_Records provided_
====
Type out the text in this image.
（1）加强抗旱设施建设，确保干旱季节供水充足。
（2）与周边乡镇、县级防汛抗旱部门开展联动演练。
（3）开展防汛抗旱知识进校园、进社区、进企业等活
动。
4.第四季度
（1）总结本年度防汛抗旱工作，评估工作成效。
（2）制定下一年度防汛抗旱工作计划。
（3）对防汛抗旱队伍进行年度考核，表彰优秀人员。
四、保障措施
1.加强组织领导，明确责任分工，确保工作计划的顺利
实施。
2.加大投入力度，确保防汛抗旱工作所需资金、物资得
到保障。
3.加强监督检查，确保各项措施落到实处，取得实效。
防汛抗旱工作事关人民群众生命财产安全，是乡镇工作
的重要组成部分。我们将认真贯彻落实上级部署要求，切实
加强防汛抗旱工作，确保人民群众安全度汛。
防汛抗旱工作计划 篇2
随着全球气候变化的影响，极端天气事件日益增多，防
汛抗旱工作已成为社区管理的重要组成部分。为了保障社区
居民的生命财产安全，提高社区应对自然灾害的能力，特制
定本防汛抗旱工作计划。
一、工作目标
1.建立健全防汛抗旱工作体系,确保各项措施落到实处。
====
_Exercise objective_
Set down the entries verbatim, leaving none out.

_Output of the exercise_
Type out the text in this image.
（1）加强抗旱设施建设，确保干旱季节供水充足。
（2）与周边乡镇、县级防汛抗旱部门开展联动演练。
（3）开展防汛抗旱知识进校园、进社区、进企业等活
动。
4.第四季度
（1）总结本年度防汛抗旱工作，评估工作成效。
（2）制定下一年度防汛抗旱工作计划。
（3）对防汛抗旱队伍进行年度考核，表彰优秀人员。
四、保障措施
1.加强组织领导，明确责任分工，确保工作计划的顺利
实施。
2.加大投入力度，确保防汛抗旱工作所需资金、物资得
到保障。
3.加强监督检查，确保各项措施落到实处，取得实效。
防汛抗旱工作事关人民群众生命财产安全，是乡镇工作
的重要组成部分。我们将认真贯彻落实上级部署要求，切实
加强防汛抗旱工作，确保人民群众安全度汛。
防汛抗旱工作计划 篇2
随着全球气候变化的影响，极端天气事件日益增多，防
汛抗旱工作已成为社区管理的重要组成部分。为了保障社区
居民的生命财产安全，提高社区应对自然灾害的能力，特制
定本防汛抗旱工作计划。
一、工作目标
1.建立健全防汛抗旱工作体系,确保各项措施落到实处。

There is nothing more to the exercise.